* Start *

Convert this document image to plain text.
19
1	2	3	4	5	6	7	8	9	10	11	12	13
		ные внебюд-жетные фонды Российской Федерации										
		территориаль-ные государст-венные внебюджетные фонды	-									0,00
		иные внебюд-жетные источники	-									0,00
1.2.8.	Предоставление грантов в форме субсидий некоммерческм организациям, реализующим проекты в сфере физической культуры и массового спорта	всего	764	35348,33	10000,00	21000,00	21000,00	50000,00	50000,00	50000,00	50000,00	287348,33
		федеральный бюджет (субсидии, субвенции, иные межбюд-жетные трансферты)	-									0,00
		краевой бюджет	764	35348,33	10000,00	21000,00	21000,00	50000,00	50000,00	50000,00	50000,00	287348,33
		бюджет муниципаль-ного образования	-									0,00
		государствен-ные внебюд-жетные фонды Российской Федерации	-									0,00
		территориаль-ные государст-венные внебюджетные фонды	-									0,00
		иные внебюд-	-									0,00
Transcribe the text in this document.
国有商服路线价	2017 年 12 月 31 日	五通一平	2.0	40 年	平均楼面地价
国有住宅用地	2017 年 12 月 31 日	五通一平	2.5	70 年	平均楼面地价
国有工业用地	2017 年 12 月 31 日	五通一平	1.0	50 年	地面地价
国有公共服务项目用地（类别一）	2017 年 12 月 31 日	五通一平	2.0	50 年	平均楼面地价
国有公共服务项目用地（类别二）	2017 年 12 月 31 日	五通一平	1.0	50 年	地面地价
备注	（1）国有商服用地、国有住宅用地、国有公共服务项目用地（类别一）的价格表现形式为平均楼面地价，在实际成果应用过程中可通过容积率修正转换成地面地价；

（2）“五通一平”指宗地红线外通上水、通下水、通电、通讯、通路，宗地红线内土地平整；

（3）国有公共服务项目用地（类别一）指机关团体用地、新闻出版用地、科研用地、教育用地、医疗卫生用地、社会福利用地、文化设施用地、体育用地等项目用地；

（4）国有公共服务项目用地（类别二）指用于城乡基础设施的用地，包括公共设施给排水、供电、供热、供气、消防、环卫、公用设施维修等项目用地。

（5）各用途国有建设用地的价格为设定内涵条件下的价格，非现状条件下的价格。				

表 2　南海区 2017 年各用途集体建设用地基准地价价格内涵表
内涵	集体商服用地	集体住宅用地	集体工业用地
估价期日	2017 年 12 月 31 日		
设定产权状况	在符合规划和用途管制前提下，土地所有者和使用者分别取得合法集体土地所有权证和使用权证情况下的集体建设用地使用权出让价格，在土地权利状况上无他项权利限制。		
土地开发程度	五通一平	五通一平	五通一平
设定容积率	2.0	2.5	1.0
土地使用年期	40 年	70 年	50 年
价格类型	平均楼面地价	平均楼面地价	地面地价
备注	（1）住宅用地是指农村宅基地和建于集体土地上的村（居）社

* End *

**Brief:** Go through the listing above and return every line where the word "фонды" occurs.

**Response below:**
		ные внебюд-жетные фонды Российской Федерации										
		территориаль-ные государст-венные внебюджетные фонды	-									0,00
		государствен-ные внебюд-жетные фонды Российской Федерации	-									0,00
		территориаль-ные государст-венные внебюджетные фонды	-									0,00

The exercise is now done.